## Your instructions
Work out how many lines hold the string "image". Give that number and nothing more.
+===+
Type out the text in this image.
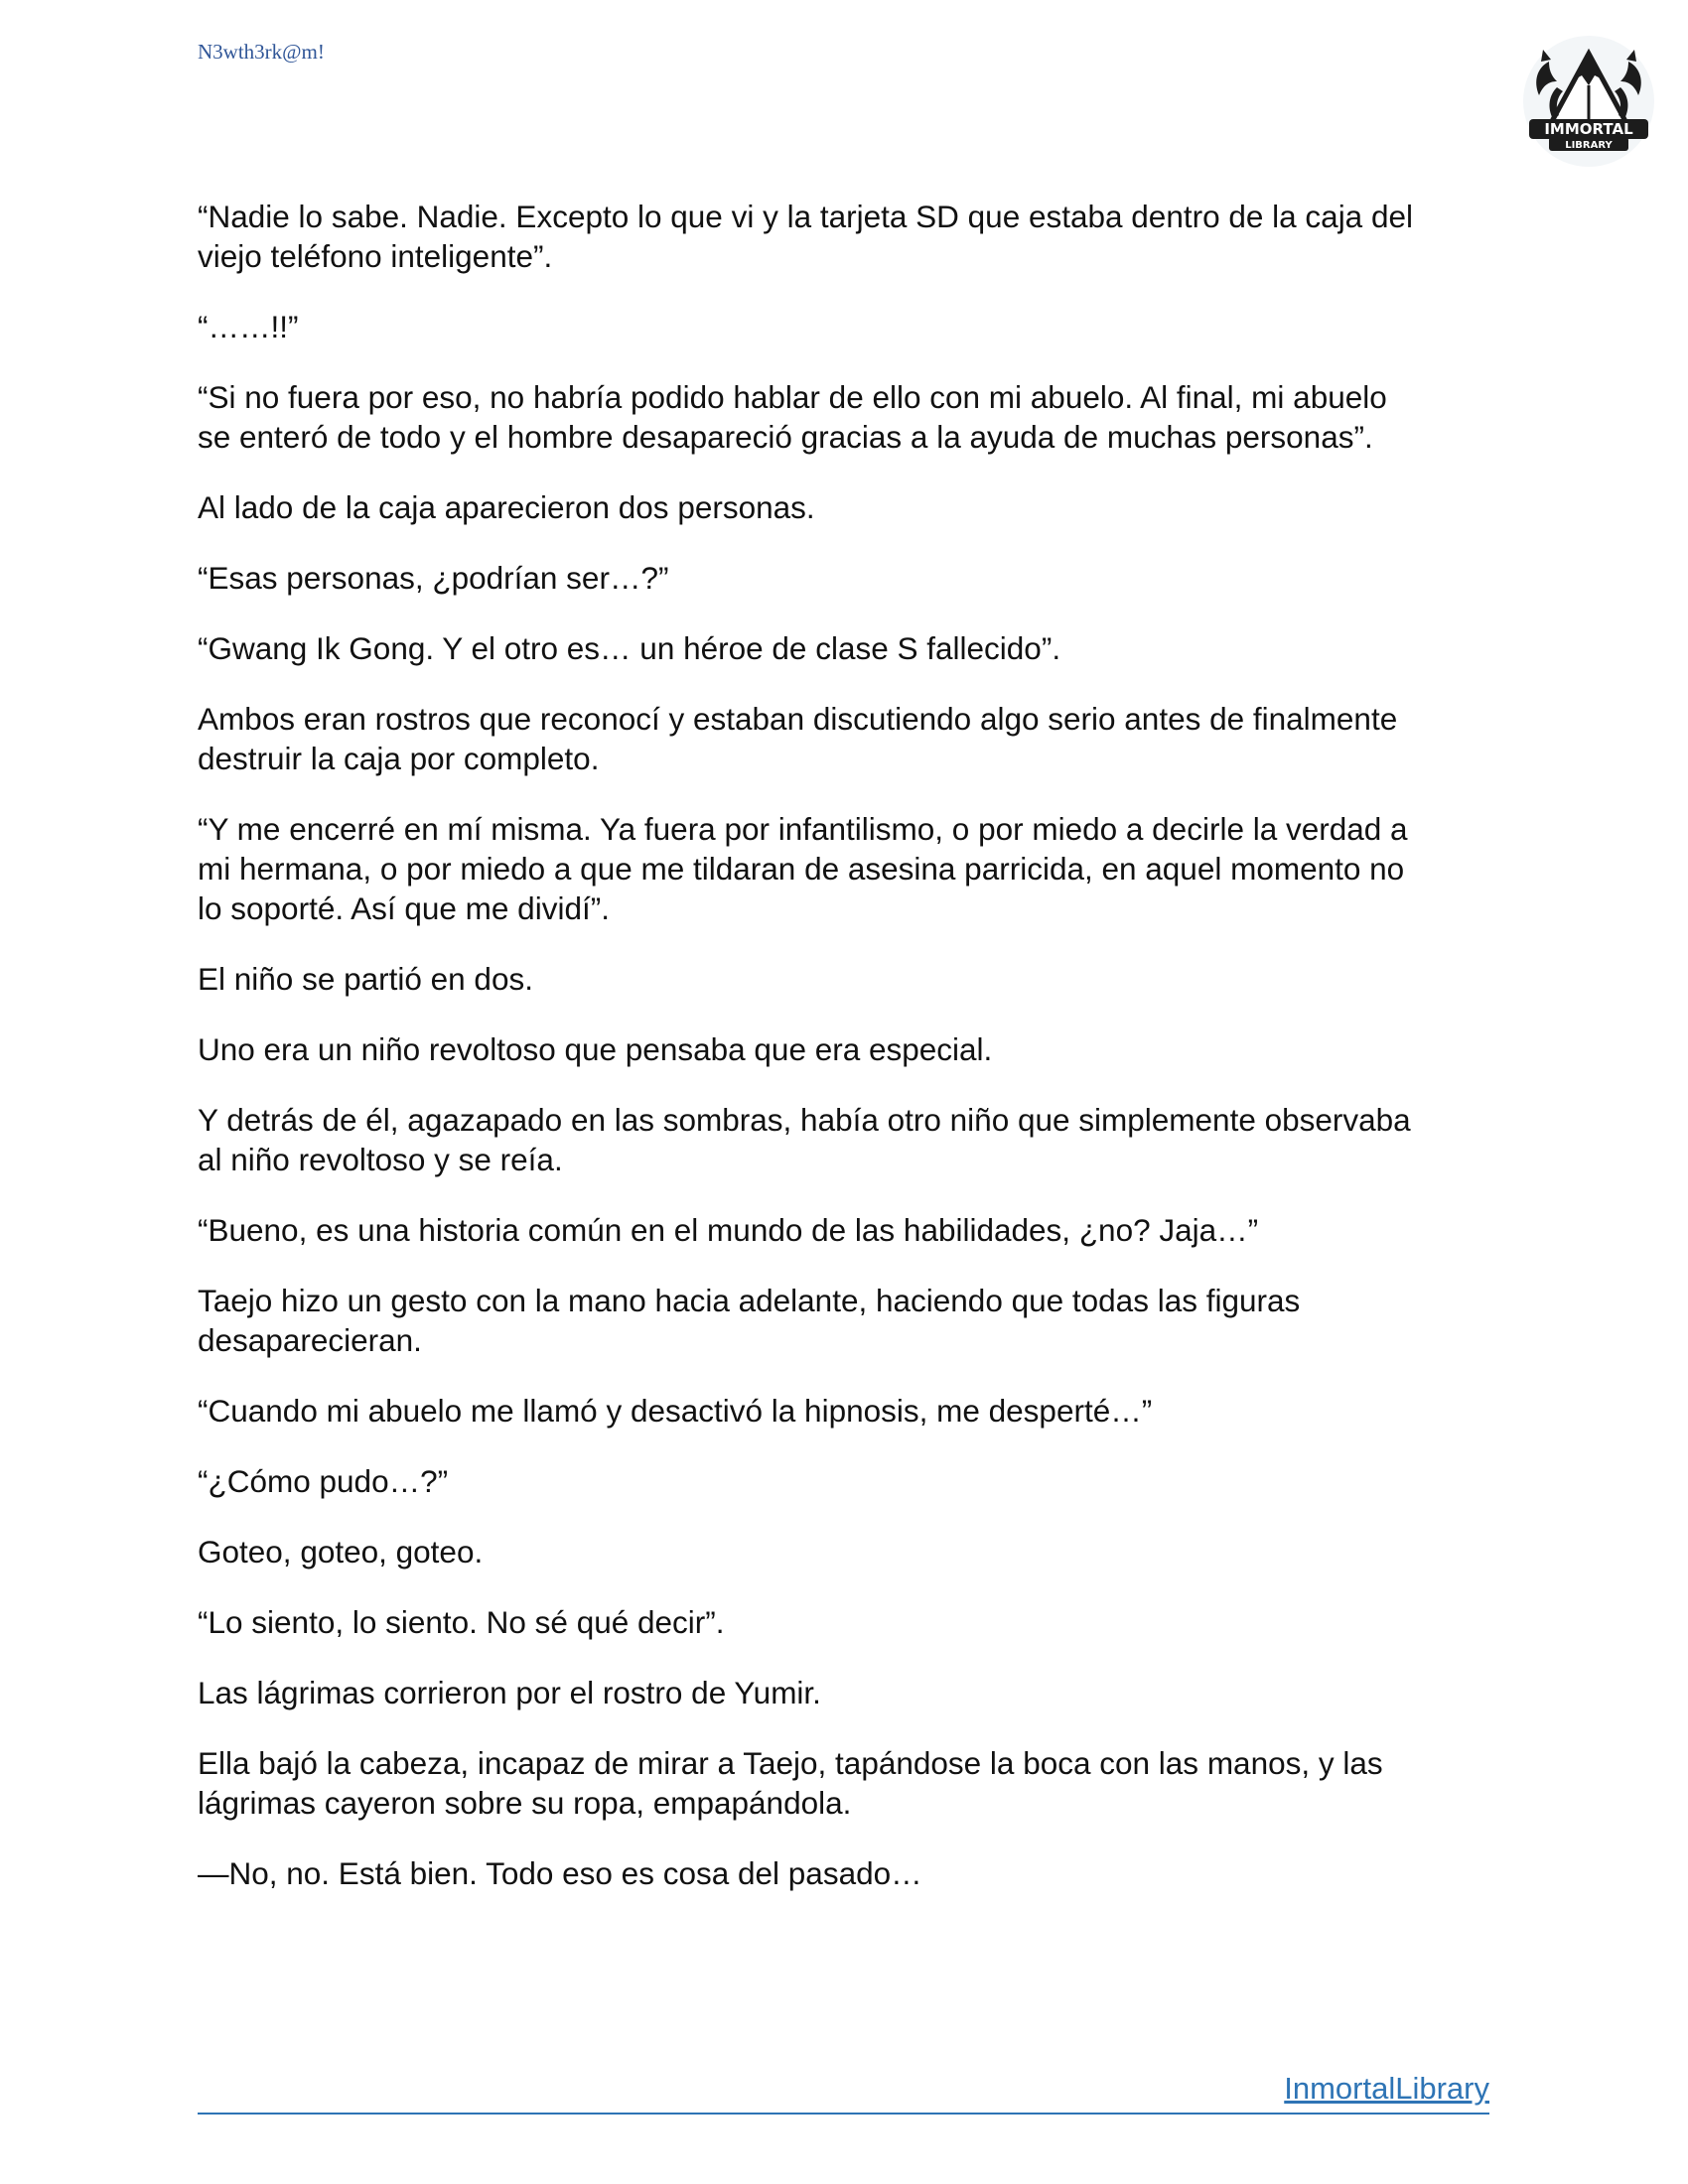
N3wth3rk@m!
IMMORTAL
LIBRARY

“Nadie lo sabe. Nadie. Excepto lo que vi y la tarjeta SD que estaba dentro de la caja del
viejo teléfono inteligente”.

“……!!”

“Si no fuera por eso, no habría podido hablar de ello con mi abuelo. Al final, mi abuelo
se enteró de todo y el hombre desapareció gracias a la ayuda de muchas personas”.

Al lado de la caja aparecieron dos personas.

“Esas personas, ¿podrían ser…?”

“Gwang Ik Gong. Y el otro es… un héroe de clase S fallecido”.

Ambos eran rostros que reconocí y estaban discutiendo algo serio antes de finalmente
destruir la caja por completo.

“Y me encerré en mí misma. Ya fuera por infantilismo, o por miedo a decirle la verdad a
mi hermana, o por miedo a que me tildaran de asesina parricida, en aquel momento no
lo soporté. Así que me dividí”.

El niño se partió en dos.

Uno era un niño revoltoso que pensaba que era especial.

Y detrás de él, agazapado en las sombras, había otro niño que simplemente observaba
al niño revoltoso y se reía.

“Bueno, es una historia común en el mundo de las habilidades, ¿no? Jaja…”

Taejo hizo un gesto con la mano hacia adelante, haciendo que todas las figuras
desaparecieran.

“Cuando mi abuelo me llamó y desactivó la hipnosis, me desperté…”

“¿Cómo pudo…?”

Goteo, goteo, goteo.

“Lo siento, lo siento. No sé qué decir”.

Las lágrimas corrieron por el rostro de Yumir.

Ella bajó la cabeza, incapaz de mirar a Taejo, tapándose la boca con las manos, y las
lágrimas cayeron sobre su ropa, empapándola.

—No, no. Está bien. Todo eso es cosa del pasado…

InmortalLibrary
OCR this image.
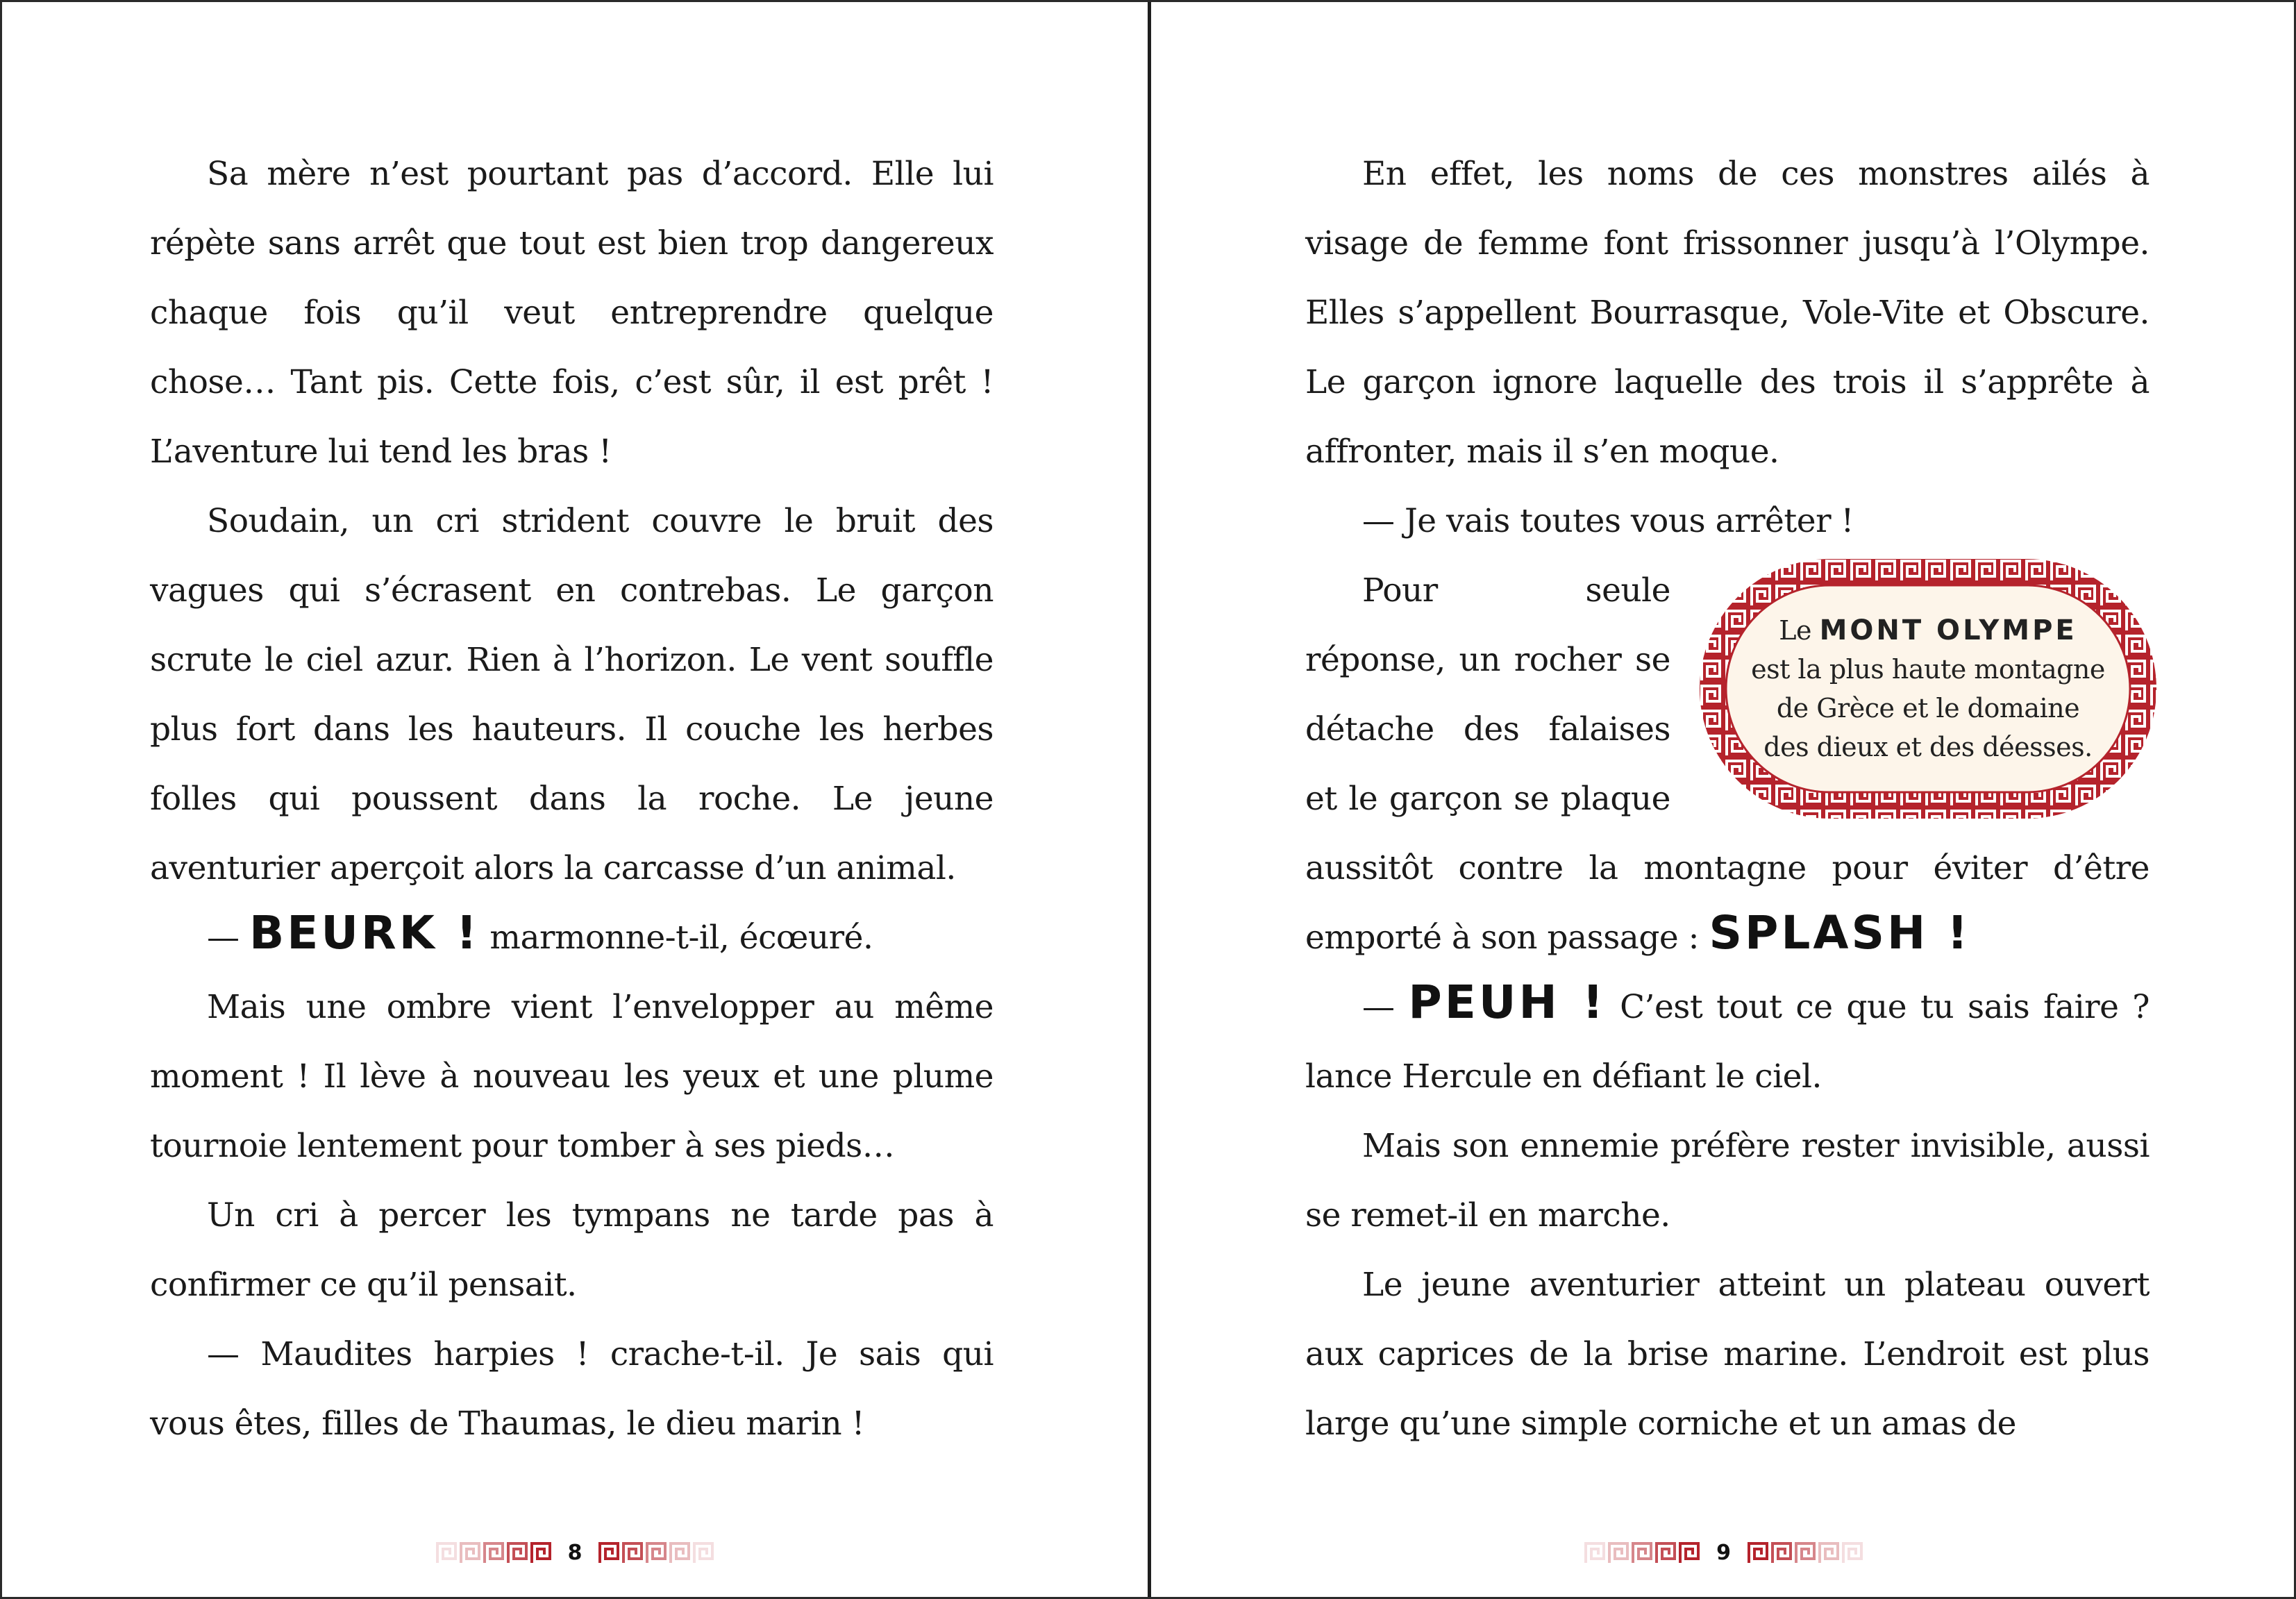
Sa mère n’est pourtant pas d’accord. Elle lui répète sans arrêt que tout est bien trop dangereux chaque fois qu’il veut entreprendre quelque chose… Tant pis. Cette fois, c’est sûr, il est prêt ! L’aventure lui tend les bras !

Soudain, un cri strident couvre le bruit des vagues qui s’écrasent en contrebas. Le garçon scrute le ciel azur. Rien à l’horizon. Le vent souffle plus fort dans les hauteurs. Il couche les herbes folles qui poussent dans la roche. Le jeune aventurier aperçoit alors la carcasse d’un animal.

— BEURK ! marmonne-t-il, écœuré.

Mais une ombre vient l’envelopper au même moment ! Il lève à nouveau les yeux et une plume tournoie lentement pour tomber à ses pieds…

Un cri à percer les tympans ne tarde pas à confirmer ce qu’il pensait.

— Maudites harpies ! crache-t-il. Je sais qui vous êtes, filles de Thaumas, le dieu marin !

8

En effet, les noms de ces monstres ailés à visage de femme font frissonner jusqu’à l’Olympe. Elles s’appellent Bourrasque, Vole-Vite et Obscure. Le garçon ignore laquelle des trois il s’apprête à affronter, mais il s’en moque.

— Je vais toutes vous arrêter !

Le MONT OLYMPE
est la plus haute montagne
de Grèce et le domaine
des dieux et des déesses.
Pour seule réponse, un rocher se détache des falaises et le garçon se plaque aussitôt contre la montagne pour éviter d’être emporté à son passage : SPLASH !

— PEUH ! C’est tout ce que tu sais faire ? lance Hercule en défiant le ciel.

Mais son ennemie préfère rester invisible, aussi se remet-il en marche.

Le jeune aventurier atteint un plateau ouvert aux caprices de la brise marine. L’endroit est plus large qu’une simple corniche et un amas de

9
+===+
## Output below
2